▶ [TASK GOAL]
Copy every line of the material below word for word, leaving out the pictures.

──────── EXERCISE INPUTS ────────

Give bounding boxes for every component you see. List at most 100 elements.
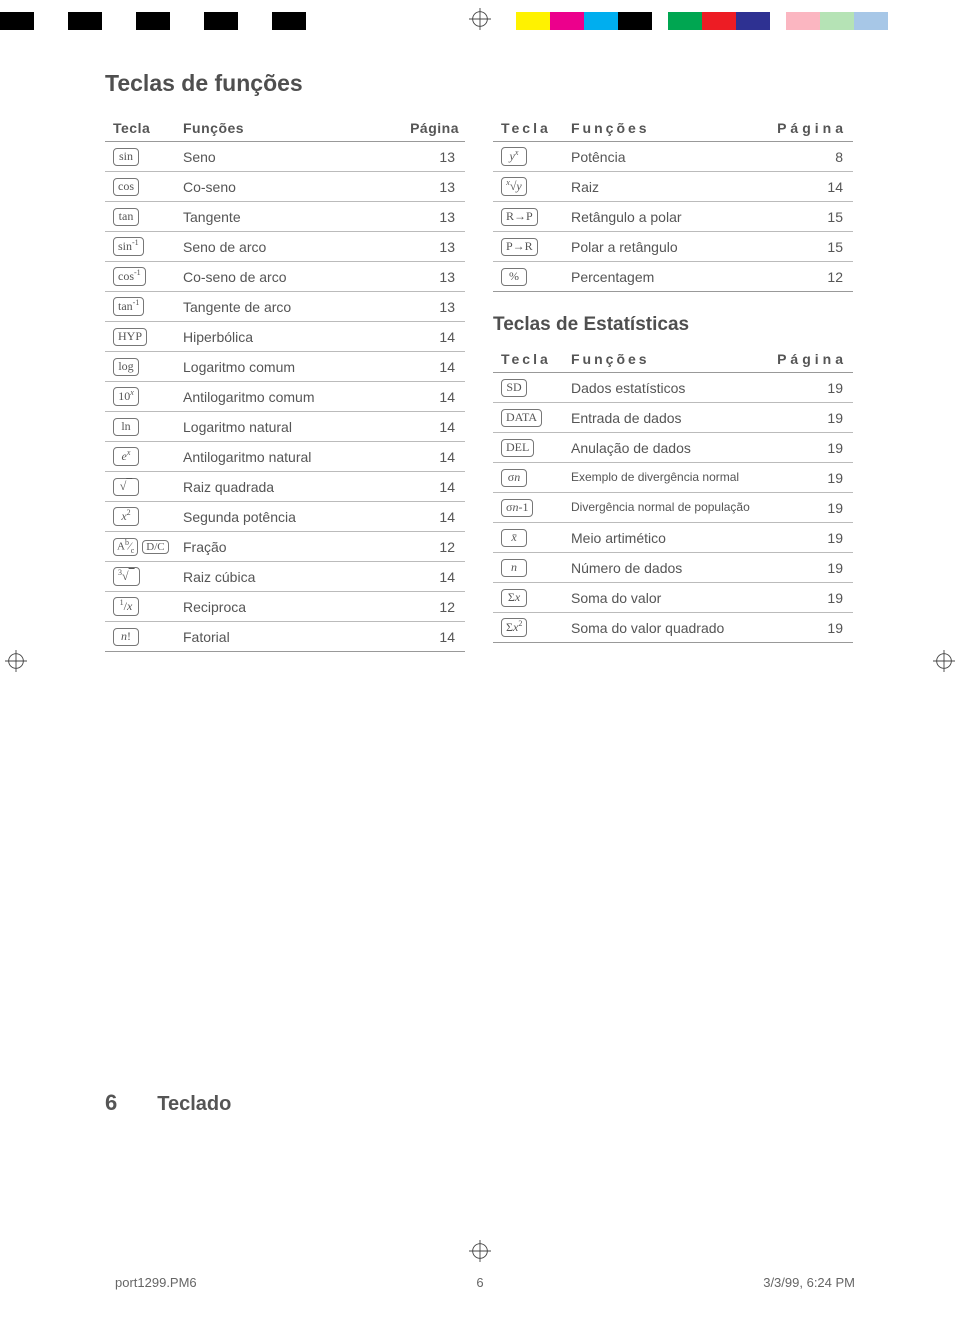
table-row: 3√ Raiz cúbica14 [105,562,465,592]
color-swatch [238,12,272,30]
table-row: lnLogaritmo natural14 [105,412,465,442]
table-row: x2Segunda potência14 [105,502,465,532]
table-row: sin-1Seno de arco13 [105,232,465,262]
key-cell: ex [105,442,175,472]
key-cell: cos [105,172,175,202]
color-swatch [854,12,888,30]
function-cell: Raiz cúbica [175,562,402,592]
page-footer: 6 Teclado [105,1090,231,1116]
function-cell: Raiz [563,172,769,202]
function-cell: Meio artimético [563,523,769,553]
table-row: 10xAntilogaritmo comum14 [105,382,465,412]
page-cell: 14 [769,172,853,202]
registration-mark-icon [468,1240,492,1264]
function-cell: Tangente [175,202,402,232]
table-row: 1/xReciproca12 [105,592,465,622]
table-row: R→PRetângulo a polar15 [493,202,853,232]
function-cell: Soma do valor [563,583,769,613]
function-cell: Segunda potência [175,502,402,532]
page-cell: 19 [769,463,853,493]
key-cell: σn-1 [493,493,563,523]
color-swatch [652,12,668,30]
table-row: DELAnulação de dados19 [493,433,853,463]
color-swatch [736,12,770,30]
key-cell: P→R [493,232,563,262]
color-swatch [272,12,306,30]
function-cell: Logaritmo comum [175,352,402,382]
color-swatch [102,12,136,30]
registration-mark-icon [468,8,492,32]
key-cell: Ab⁄c D/C [105,532,175,562]
function-cell: Antilogaritmo comum [175,382,402,412]
key-cell: 1/x [105,592,175,622]
meta-page: 6 [476,1275,483,1290]
key-cell: tan [105,202,175,232]
key-cell: sin-1 [105,232,175,262]
key-cell: ln [105,412,175,442]
function-cell: Fração [175,532,402,562]
key-cell: √ [105,472,175,502]
function-cell: Número de dados [563,553,769,583]
page-cell: 8 [769,142,853,172]
function-cell: Dados estatísticos [563,373,769,403]
key-cell: x2 [105,502,175,532]
function-cell: Exemplo de divergência normal [563,463,769,493]
key-cell: Σx2 [493,613,563,643]
table-row: tan-1Tangente de arco13 [105,292,465,322]
col-header-pagina: Página [769,346,853,373]
color-swatch [34,12,68,30]
page-cell: 19 [769,403,853,433]
color-swatch [668,12,702,30]
function-keys-table-left: Tecla Funções Página sinSeno13cosCo-seno… [105,115,465,652]
page-cell: 15 [769,202,853,232]
function-cell: Logaritmo natural [175,412,402,442]
function-keys-table-right: Tecla Funções Página yxPotência8x√yRaiz1… [493,115,853,292]
table-row: DATAEntrada de dados19 [493,403,853,433]
page-cell: 14 [402,412,465,442]
page-cell: 19 [769,583,853,613]
page-cell: 14 [402,442,465,472]
color-swatch [204,12,238,30]
page-cell: 14 [402,322,465,352]
key-cell: σn [493,463,563,493]
table-row: HYPHiperbólica14 [105,322,465,352]
function-cell: Potência [563,142,769,172]
page-cell: 19 [769,613,853,643]
col-header-tecla: Tecla [493,115,563,142]
registration-mark-icon [4,650,28,674]
page-cell: 12 [402,592,465,622]
page-number: 6 [105,1090,117,1116]
function-cell: Percentagem [563,262,769,292]
table-row: n!Fatorial14 [105,622,465,652]
key-cell: % [493,262,563,292]
table-row: √ Raiz quadrada14 [105,472,465,502]
table-row: yxPotência8 [493,142,853,172]
page-cell: 13 [402,292,465,322]
page-cell: 19 [769,553,853,583]
function-cell: Soma do valor quadrado [563,613,769,643]
table-row: x√yRaiz14 [493,172,853,202]
table-row: Σx2Soma do valor quadrado19 [493,613,853,643]
page-cell: 14 [402,382,465,412]
color-swatch [820,12,854,30]
function-cell: Seno de arco [175,232,402,262]
table-row: %Percentagem12 [493,262,853,292]
print-metadata: port1299.PM6 6 3/3/99, 6:24 PM [115,1275,855,1290]
col-header-funcoes: Funções [175,115,402,142]
page-cell: 14 [402,622,465,652]
col-header-funcoes: Funções [563,115,769,142]
table-row: σn-1Divergência normal de população19 [493,493,853,523]
page-cell: 12 [769,262,853,292]
left-column: Tecla Funções Página sinSeno13cosCo-seno… [105,115,465,652]
key-cell: R→P [493,202,563,232]
color-swatch [516,12,550,30]
key-cell: sin [105,142,175,172]
key-cell: 10x [105,382,175,412]
function-cell: Hiperbólica [175,322,402,352]
table-row: SDDados estatísticos19 [493,373,853,403]
color-swatch [702,12,736,30]
table-row: tanTangente13 [105,202,465,232]
page-cell: 13 [402,142,465,172]
page-cell: 14 [402,352,465,382]
color-swatch [786,12,820,30]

────────

▶ [SOLUTION TO THE EXERCISE]
Give bounding boxes for every component you see. List at most 100 elements.
table-row: 3√ Raiz cúbica14 [105,562,465,592]
color-swatch [238,12,272,30]
table-row: lnLogaritmo natural14 [105,412,465,442]
table-row: x2Segunda potência14 [105,502,465,532]
table-row: sin-1Seno de arco13 [105,232,465,262]
key-cell: ex [105,442,175,472]
key-cell: cos [105,172,175,202]
color-swatch [854,12,888,30]
function-cell: Raiz cúbica [175,562,402,592]
page-footer: 6 Teclado [105,1090,231,1116]
function-cell: Raiz [563,172,769,202]
function-cell: Meio artimético [563,523,769,553]
table-row: 10xAntilogaritmo comum14 [105,382,465,412]
page-cell: 14 [769,172,853,202]
registration-mark-icon [468,1240,492,1264]
function-cell: Tangente [175,202,402,232]
table-row: 1/xReciproca12 [105,592,465,622]
table-row: R→PRetângulo a polar15 [493,202,853,232]
function-cell: Soma do valor [563,583,769,613]
function-cell: Segunda potência [175,502,402,532]
page-cell: 19 [769,463,853,493]
key-cell: σn-1 [493,493,563,523]
color-swatch [652,12,668,30]
table-row: DELAnulação de dados19 [493,433,853,463]
color-swatch [736,12,770,30]
key-cell: P→R [493,232,563,262]
color-swatch [272,12,306,30]
function-cell: Logaritmo comum [175,352,402,382]
color-swatch [102,12,136,30]
registration-mark-icon [468,8,492,32]
key-cell: Ab⁄c D/C [105,532,175,562]
function-cell: Antilogaritmo comum [175,382,402,412]
key-cell: 1/x [105,592,175,622]
meta-page: 6 [476,1275,483,1290]
key-cell: tan [105,202,175,232]
key-cell: sin-1 [105,232,175,262]
key-cell: ln [105,412,175,442]
function-cell: Fração [175,532,402,562]
key-cell: √ [105,472,175,502]
function-cell: Número de dados [563,553,769,583]
page-cell: 8 [769,142,853,172]
function-cell: Dados estatísticos [563,373,769,403]
key-cell: x2 [105,502,175,532]
function-cell: Exemplo de divergência normal [563,463,769,493]
key-cell: Σx2 [493,613,563,643]
table-row: tan-1Tangente de arco13 [105,292,465,322]
col-header-pagina: Página [769,346,853,373]
color-swatch [34,12,68,30]
page-cell: 19 [769,403,853,433]
color-swatch [668,12,702,30]
function-keys-table-left: Tecla Funções Página sinSeno13cosCo-seno… [105,115,465,652]
page-cell: 15 [769,202,853,232]
function-cell: Logaritmo natural [175,412,402,442]
function-keys-table-right: Tecla Funções Página yxPotência8x√yRaiz1… [493,115,853,292]
table-row: DATAEntrada de dados19 [493,403,853,433]
page-cell: 14 [402,412,465,442]
page-cell: 19 [769,583,853,613]
page-cell: 14 [402,442,465,472]
color-swatch [204,12,238,30]
page-cell: 14 [402,322,465,352]
key-cell: σn [493,463,563,493]
table-row: HYPHiperbólica14 [105,322,465,352]
function-cell: Potência [563,142,769,172]
page-cell: 19 [769,613,853,643]
col-header-tecla: Tecla [493,115,563,142]
registration-mark-icon [4,650,28,674]
page-cell: 12 [402,592,465,622]
page-number: 6 [105,1090,117,1116]
function-cell: Percentagem [563,262,769,292]
table-row: n!Fatorial14 [105,622,465,652]
key-cell: % [493,262,563,292]
table-row: √ Raiz quadrada14 [105,472,465,502]
table-row: yxPotência8 [493,142,853,172]
page-cell: 13 [402,292,465,322]
page-cell: 19 [769,553,853,583]
function-cell: Soma do valor quadrado [563,613,769,643]
table-row: x√yRaiz14 [493,172,853,202]
table-row: Σx2Soma do valor quadrado19 [493,613,853,643]
page-cell: 14 [402,382,465,412]
color-swatch [820,12,854,30]
function-cell: Seno de arco [175,232,402,262]
table-row: %Percentagem12 [493,262,853,292]
print-metadata: port1299.PM6 6 3/3/99, 6:24 PM [115,1275,855,1290]
col-header-funcoes: Funções [175,115,402,142]
page-cell: 14 [402,622,465,652]
col-header-funcoes: Funções [563,115,769,142]
table-row: σn-1Divergência normal de população19 [493,493,853,523]
page-cell: 12 [769,262,853,292]
left-column: Tecla Funções Página sinSeno13cosCo-seno… [105,115,465,652]
key-cell: R→P [493,202,563,232]
color-swatch [516,12,550,30]
key-cell: sin [105,142,175,172]
key-cell: 10x [105,382,175,412]
function-cell: Hiperbólica [175,322,402,352]
table-row: SDDados estatísticos19 [493,373,853,403]
color-swatch [702,12,736,30]
table-row: tanTangente13 [105,202,465,232]
page-cell: 13 [402,142,465,172]
page-cell: 14 [402,352,465,382]
color-swatch [786,12,820,30]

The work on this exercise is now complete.